Exercise goal:
Gather every line holding the string "PROTECCIÓN".
......
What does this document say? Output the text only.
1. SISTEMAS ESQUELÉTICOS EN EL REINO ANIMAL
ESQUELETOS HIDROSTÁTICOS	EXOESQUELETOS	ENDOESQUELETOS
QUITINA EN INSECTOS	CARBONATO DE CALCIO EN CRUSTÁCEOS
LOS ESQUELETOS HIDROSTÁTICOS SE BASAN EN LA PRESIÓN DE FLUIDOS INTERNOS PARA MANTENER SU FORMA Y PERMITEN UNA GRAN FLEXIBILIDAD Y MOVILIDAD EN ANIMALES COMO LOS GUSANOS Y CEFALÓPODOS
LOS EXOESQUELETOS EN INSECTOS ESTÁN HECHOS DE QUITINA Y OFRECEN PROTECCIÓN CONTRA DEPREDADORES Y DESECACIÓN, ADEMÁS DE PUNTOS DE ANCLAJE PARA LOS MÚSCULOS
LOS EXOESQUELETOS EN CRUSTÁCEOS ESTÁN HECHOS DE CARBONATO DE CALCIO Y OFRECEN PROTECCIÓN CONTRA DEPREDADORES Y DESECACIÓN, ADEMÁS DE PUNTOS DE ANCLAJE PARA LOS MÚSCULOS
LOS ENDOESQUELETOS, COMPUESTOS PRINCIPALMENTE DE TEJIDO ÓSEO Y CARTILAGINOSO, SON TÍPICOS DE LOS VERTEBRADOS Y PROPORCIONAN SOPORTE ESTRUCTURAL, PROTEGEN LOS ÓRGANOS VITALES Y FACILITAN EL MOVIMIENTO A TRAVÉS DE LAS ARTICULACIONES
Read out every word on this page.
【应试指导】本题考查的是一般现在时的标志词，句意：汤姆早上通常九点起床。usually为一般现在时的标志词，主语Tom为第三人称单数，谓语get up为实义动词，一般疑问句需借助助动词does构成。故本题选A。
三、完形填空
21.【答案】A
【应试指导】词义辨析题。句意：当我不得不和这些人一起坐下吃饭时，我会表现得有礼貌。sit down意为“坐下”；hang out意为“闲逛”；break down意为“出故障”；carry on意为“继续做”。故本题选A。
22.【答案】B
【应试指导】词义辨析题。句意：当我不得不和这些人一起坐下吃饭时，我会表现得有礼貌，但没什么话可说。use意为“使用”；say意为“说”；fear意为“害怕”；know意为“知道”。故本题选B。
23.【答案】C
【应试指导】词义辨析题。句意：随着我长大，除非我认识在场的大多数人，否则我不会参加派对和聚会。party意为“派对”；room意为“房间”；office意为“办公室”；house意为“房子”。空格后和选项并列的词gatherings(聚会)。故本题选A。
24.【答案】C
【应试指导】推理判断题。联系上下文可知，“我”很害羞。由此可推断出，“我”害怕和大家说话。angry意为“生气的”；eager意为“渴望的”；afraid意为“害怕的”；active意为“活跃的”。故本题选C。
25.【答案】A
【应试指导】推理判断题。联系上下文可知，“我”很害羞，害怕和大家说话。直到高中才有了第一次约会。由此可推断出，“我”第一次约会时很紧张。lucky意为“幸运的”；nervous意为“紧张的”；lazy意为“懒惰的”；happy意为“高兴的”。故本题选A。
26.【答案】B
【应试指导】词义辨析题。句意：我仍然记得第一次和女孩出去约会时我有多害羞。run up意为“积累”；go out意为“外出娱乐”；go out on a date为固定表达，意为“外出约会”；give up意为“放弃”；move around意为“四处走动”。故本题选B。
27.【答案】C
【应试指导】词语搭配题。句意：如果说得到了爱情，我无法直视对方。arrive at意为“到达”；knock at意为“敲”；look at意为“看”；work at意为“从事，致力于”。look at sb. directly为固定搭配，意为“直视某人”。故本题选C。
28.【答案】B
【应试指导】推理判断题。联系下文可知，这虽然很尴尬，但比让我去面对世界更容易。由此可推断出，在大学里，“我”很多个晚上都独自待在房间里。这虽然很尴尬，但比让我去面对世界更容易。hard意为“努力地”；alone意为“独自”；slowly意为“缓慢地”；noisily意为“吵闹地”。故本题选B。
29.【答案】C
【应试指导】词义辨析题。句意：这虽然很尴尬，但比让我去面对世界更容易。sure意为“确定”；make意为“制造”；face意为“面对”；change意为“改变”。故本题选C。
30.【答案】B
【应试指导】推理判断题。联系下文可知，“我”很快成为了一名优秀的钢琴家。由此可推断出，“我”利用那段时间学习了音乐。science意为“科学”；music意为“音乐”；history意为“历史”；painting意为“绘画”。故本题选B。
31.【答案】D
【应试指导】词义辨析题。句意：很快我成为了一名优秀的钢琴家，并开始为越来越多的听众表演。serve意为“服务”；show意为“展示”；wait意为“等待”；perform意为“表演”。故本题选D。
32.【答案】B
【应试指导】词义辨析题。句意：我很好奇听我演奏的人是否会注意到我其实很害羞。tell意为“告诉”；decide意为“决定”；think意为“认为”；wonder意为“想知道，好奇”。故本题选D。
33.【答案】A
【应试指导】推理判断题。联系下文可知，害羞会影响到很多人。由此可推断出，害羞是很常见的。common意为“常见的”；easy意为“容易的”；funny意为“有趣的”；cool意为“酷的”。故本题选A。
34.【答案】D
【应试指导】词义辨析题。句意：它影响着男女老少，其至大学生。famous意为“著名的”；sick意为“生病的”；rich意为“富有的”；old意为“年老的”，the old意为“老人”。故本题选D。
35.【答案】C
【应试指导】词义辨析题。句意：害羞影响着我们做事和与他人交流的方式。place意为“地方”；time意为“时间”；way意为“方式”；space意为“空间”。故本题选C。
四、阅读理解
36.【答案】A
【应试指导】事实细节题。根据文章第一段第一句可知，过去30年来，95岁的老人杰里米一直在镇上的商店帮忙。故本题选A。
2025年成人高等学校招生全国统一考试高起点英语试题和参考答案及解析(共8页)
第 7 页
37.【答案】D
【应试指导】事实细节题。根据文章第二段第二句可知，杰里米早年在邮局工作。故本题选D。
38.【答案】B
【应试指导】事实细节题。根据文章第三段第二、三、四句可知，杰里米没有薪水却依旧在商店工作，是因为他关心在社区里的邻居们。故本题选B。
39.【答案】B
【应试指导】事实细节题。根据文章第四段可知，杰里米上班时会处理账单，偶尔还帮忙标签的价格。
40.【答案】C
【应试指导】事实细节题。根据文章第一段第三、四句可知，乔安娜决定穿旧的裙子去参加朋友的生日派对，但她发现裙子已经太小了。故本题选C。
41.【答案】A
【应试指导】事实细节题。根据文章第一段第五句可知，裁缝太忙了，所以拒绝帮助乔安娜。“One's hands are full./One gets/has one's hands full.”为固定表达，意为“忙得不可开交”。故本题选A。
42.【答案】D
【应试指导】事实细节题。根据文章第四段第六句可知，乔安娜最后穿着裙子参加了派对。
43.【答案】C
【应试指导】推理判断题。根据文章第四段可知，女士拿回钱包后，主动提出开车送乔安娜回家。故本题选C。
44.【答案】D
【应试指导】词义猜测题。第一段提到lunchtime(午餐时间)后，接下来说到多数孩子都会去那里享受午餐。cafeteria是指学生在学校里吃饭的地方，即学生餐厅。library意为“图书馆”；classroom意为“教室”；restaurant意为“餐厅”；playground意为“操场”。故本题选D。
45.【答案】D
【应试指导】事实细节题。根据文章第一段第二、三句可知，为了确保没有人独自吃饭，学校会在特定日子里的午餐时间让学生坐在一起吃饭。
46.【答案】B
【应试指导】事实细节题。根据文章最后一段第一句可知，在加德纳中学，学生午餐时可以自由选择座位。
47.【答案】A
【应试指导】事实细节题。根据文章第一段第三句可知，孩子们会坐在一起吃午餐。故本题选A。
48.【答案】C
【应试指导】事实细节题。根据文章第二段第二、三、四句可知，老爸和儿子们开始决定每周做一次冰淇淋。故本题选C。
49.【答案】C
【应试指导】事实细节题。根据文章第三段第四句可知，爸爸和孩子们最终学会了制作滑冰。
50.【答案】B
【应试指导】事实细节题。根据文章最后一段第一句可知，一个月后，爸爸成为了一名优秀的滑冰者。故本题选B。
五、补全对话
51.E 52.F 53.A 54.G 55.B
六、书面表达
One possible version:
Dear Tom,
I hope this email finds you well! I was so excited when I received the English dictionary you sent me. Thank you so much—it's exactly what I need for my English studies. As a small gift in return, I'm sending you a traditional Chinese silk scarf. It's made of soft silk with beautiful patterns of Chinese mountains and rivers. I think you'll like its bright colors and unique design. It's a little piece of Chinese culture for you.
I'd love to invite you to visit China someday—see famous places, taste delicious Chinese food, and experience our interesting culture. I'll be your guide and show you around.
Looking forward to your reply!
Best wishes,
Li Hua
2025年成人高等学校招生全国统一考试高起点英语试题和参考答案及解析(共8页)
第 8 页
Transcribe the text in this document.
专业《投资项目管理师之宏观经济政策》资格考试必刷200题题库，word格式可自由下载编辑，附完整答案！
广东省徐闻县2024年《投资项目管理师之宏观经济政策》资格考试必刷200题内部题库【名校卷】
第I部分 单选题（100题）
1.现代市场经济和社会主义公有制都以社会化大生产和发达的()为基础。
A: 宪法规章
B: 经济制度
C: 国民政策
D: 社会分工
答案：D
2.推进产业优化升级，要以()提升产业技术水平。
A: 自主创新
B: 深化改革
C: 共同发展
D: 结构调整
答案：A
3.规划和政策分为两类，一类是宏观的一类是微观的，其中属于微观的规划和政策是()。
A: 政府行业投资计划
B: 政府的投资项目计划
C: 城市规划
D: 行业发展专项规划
......
Problem solution:
LOS EXOESQUELETOS EN INSECTOS ESTÁN HECHOS DE QUITINA Y OFRECEN PROTECCIÓN CONTRA DEPREDADORES Y DESECACIÓN, ADEMÁS DE PUNTOS DE ANCLAJE PARA LOS MÚSCULOS
LOS EXOESQUELETOS EN CRUSTÁCEOS ESTÁN HECHOS DE CARBONATO DE CALCIO Y OFRECEN PROTECCIÓN CONTRA DEPREDADORES Y DESECACIÓN, ADEMÁS DE PUNTOS DE ANCLAJE PARA LOS MÚSCULOS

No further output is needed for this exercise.